▶ _What is needed_
Reproduce the whole listing, character for character.

# Supplied data start

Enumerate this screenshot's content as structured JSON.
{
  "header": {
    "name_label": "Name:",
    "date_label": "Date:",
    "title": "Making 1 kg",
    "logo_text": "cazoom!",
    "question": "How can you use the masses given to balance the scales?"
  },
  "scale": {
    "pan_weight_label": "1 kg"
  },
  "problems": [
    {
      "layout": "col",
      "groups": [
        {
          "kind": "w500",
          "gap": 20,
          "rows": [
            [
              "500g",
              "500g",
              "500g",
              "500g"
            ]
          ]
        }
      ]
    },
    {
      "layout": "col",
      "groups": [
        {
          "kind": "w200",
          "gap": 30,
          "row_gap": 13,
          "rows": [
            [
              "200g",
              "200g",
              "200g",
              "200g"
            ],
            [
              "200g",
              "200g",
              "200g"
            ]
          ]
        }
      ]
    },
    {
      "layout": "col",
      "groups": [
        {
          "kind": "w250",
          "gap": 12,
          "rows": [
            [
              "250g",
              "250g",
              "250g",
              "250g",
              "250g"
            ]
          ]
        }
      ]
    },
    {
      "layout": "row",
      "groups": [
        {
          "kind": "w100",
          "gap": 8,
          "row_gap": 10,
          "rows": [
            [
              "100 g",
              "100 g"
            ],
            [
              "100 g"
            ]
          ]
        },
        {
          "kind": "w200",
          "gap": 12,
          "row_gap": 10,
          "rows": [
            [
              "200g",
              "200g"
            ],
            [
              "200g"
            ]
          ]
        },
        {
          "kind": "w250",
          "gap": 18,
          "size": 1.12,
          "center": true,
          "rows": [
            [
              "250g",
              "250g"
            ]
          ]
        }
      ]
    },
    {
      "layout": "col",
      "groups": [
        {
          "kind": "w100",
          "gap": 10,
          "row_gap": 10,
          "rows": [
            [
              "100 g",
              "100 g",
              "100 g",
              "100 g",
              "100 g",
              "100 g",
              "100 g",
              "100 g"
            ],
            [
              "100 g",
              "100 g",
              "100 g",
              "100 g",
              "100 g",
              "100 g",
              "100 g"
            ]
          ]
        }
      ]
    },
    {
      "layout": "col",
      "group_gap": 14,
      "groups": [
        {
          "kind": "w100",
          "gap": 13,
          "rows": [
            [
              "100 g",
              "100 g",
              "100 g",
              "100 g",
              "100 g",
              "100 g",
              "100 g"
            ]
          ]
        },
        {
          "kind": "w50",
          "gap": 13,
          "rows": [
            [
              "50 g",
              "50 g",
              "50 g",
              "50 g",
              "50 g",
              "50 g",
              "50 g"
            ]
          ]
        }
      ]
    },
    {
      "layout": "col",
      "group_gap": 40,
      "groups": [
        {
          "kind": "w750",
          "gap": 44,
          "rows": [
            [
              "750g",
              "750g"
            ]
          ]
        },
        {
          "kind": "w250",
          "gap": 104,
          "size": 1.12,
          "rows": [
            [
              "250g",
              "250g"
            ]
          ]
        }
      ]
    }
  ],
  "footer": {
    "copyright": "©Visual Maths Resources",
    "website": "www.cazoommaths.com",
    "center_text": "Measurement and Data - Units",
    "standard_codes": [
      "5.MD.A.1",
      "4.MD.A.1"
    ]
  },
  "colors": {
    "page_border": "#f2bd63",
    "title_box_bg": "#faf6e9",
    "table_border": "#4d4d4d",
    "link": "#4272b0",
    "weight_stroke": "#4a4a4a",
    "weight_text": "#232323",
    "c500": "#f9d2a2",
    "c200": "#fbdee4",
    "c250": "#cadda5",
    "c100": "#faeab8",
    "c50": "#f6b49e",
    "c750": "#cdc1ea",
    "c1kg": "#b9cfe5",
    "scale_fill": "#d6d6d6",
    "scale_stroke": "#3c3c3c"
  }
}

# Supplied data end

▶ _Written answer_
Enumerate this screenshot's content as structured JSON.
{
  "header": {
    "name_label": "Name:",
    "date_label": "Date:",
    "title": "Making 1 kg",
    "logo_text": "cazoom!",
    "question": "How can you use the masses given to balance the scales?"
  },
  "scale": {
    "pan_weight_label": "1 kg"
  },
  "problems": [
    {
      "layout": "col",
      "groups": [
        {
          "kind": "w500",
          "gap": 20,
          "rows": [
            [
              "500g",
              "500g",
              "500g",
              "500g"
            ]
          ]
        }
      ]
    },
    {
      "layout": "col",
      "groups": [
        {
          "kind": "w200",
          "gap": 30,
          "row_gap": 13,
          "rows": [
            [
              "200g",
              "200g",
              "200g",
              "200g"
            ],
            [
              "200g",
              "200g",
              "200g"
            ]
          ]
        }
      ]
    },
    {
      "layout": "col",
      "groups": [
        {
          "kind": "w250",
          "gap": 12,
          "rows": [
            [
              "250g",
              "250g",
              "250g",
              "250g",
              "250g"
            ]
          ]
        }
      ]
    },
    {
      "layout": "row",
      "groups": [
        {
          "kind": "w100",
          "gap": 8,
          "row_gap": 10,
          "rows": [
            [
              "100 g",
              "100 g"
            ],
            [
              "100 g"
            ]
          ]
        },
        {
          "kind": "w200",
          "gap": 12,
          "row_gap": 10,
          "rows": [
            [
              "200g",
              "200g"
            ],
            [
              "200g"
            ]
          ]
        },
        {
          "kind": "w250",
          "gap": 18,
          "size": 1.12,
          "center": true,
          "rows": [
            [
              "250g",
              "250g"
            ]
          ]
        }
      ]
    },
    {
      "layout": "col",
      "groups": [
        {
          "kind": "w100",
          "gap": 10,
          "row_gap": 10,
          "rows": [
            [
              "100 g",
              "100 g",
              "100 g",
              "100 g",
              "100 g",
              "100 g",
              "100 g",
              "100 g"
            ],
            [
              "100 g",
              "100 g",
              "100 g",
              "100 g",
              "100 g",
              "100 g",
              "100 g"
            ]
          ]
        }
      ]
    },
    {
      "layout": "col",
      "group_gap": 14,
      "groups": [
        {
          "kind": "w100",
          "gap": 13,
          "rows": [
            [
              "100 g",
              "100 g",
              "100 g",
              "100 g",
              "100 g",
              "100 g",
              "100 g"
            ]
          ]
        },
        {
          "kind": "w50",
          "gap": 13,
          "rows": [
            [
              "50 g",
              "50 g",
              "50 g",
              "50 g",
              "50 g",
              "50 g",
              "50 g"
            ]
          ]
        }
      ]
    },
    {
      "layout": "col",
      "group_gap": 40,
      "groups": [
        {
          "kind": "w750",
          "gap": 44,
          "rows": [
            [
              "750g",
              "750g"
            ]
          ]
        },
        {
          "kind": "w250",
          "gap": 104,
          "size": 1.12,
          "rows": [
            [
              "250g",
              "250g"
            ]
          ]
        }
      ]
    }
  ],
  "footer": {
    "copyright": "©Visual Maths Resources",
    "website": "www.cazoommaths.com",
    "center_text": "Measurement and Data - Units",
    "standard_codes": [
      "5.MD.A.1",
      "4.MD.A.1"
    ]
  },
  "colors": {
    "page_border": "#f2bd63",
    "title_box_bg": "#faf6e9",
    "table_border": "#4d4d4d",
    "link": "#4272b0",
    "weight_stroke": "#4a4a4a",
    "weight_text": "#232323",
    "c500": "#f9d2a2",
    "c200": "#fbdee4",
    "c250": "#cadda5",
    "c100": "#faeab8",
    "c50": "#f6b49e",
    "c750": "#cdc1ea",
    "c1kg": "#b9cfe5",
    "scale_fill": "#d6d6d6",
    "scale_stroke": "#3c3c3c"
  }
}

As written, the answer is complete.